=== What is needed ===
Say how many lines contain "Canadian"; the answer is the number alone.

=== Input for this task ===
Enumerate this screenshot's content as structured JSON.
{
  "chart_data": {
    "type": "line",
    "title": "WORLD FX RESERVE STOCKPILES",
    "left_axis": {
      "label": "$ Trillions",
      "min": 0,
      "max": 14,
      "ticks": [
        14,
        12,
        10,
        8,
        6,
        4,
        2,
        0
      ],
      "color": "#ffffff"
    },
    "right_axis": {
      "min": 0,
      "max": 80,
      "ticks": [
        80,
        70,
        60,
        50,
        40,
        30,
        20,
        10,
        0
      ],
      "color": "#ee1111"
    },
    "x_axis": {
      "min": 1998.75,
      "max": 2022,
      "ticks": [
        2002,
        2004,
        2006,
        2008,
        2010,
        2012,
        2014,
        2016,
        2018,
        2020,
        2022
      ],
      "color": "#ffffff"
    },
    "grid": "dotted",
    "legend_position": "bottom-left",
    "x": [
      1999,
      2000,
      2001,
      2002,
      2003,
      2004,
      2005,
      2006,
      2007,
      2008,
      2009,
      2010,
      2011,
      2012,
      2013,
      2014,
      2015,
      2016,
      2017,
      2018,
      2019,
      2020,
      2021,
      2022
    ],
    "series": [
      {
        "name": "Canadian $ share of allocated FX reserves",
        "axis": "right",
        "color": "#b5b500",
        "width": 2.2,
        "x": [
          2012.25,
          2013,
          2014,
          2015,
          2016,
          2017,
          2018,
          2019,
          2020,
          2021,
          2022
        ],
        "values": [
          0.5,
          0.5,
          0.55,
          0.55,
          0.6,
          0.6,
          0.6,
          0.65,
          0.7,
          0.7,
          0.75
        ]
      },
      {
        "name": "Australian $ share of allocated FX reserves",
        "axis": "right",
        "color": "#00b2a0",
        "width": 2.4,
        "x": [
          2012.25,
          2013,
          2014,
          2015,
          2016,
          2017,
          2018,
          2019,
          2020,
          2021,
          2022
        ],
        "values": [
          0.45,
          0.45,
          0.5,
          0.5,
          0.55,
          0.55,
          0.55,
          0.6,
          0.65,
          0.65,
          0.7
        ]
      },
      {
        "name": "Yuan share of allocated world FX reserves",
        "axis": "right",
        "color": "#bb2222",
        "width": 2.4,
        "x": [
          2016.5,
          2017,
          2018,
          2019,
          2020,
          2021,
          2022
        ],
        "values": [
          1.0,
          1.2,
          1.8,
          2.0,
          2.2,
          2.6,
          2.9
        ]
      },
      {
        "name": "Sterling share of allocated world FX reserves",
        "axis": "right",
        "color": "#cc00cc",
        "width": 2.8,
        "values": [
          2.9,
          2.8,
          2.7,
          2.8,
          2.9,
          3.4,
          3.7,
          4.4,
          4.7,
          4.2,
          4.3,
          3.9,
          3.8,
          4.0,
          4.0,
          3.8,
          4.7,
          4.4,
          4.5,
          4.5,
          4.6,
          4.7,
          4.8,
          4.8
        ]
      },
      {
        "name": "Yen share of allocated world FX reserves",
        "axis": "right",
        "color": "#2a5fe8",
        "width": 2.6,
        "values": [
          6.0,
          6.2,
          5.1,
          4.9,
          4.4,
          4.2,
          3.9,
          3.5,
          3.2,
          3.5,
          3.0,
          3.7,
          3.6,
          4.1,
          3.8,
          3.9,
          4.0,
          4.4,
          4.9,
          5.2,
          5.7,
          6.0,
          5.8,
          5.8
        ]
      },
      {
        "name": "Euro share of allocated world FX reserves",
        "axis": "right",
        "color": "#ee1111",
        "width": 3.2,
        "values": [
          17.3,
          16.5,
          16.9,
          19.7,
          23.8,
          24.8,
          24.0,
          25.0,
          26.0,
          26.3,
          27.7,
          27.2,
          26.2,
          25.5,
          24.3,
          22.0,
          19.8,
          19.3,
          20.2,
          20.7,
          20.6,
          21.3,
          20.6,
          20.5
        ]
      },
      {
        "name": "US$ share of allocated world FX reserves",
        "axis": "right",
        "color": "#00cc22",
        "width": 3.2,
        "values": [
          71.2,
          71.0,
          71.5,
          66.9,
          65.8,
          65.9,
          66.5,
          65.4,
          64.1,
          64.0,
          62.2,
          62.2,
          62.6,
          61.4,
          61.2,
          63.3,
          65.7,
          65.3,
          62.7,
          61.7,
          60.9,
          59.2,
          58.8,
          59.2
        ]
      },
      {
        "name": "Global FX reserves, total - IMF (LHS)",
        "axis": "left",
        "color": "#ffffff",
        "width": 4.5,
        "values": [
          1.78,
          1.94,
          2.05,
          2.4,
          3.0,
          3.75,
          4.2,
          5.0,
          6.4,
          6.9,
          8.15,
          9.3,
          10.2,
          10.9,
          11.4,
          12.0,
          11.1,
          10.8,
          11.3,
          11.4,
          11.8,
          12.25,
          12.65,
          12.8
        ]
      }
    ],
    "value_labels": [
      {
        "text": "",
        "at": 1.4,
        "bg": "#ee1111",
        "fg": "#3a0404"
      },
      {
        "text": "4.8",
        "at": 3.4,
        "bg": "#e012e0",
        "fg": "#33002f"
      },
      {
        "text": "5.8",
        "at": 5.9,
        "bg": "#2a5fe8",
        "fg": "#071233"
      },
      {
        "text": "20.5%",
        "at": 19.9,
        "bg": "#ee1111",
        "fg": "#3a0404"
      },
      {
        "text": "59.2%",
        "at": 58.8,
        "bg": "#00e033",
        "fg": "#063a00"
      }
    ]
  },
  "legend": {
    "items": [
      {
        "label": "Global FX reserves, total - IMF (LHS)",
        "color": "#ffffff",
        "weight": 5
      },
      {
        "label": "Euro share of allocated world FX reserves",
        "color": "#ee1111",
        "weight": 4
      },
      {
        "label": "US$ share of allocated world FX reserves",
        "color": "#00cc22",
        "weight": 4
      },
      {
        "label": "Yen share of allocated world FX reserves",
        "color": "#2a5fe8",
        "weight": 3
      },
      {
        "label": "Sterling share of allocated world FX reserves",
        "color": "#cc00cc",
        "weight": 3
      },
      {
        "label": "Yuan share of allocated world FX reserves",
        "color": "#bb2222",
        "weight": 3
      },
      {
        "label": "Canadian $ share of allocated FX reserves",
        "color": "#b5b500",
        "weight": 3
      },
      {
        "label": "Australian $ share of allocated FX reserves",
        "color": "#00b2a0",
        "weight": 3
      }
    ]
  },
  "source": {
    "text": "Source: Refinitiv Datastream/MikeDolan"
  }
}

=== Task result ===
2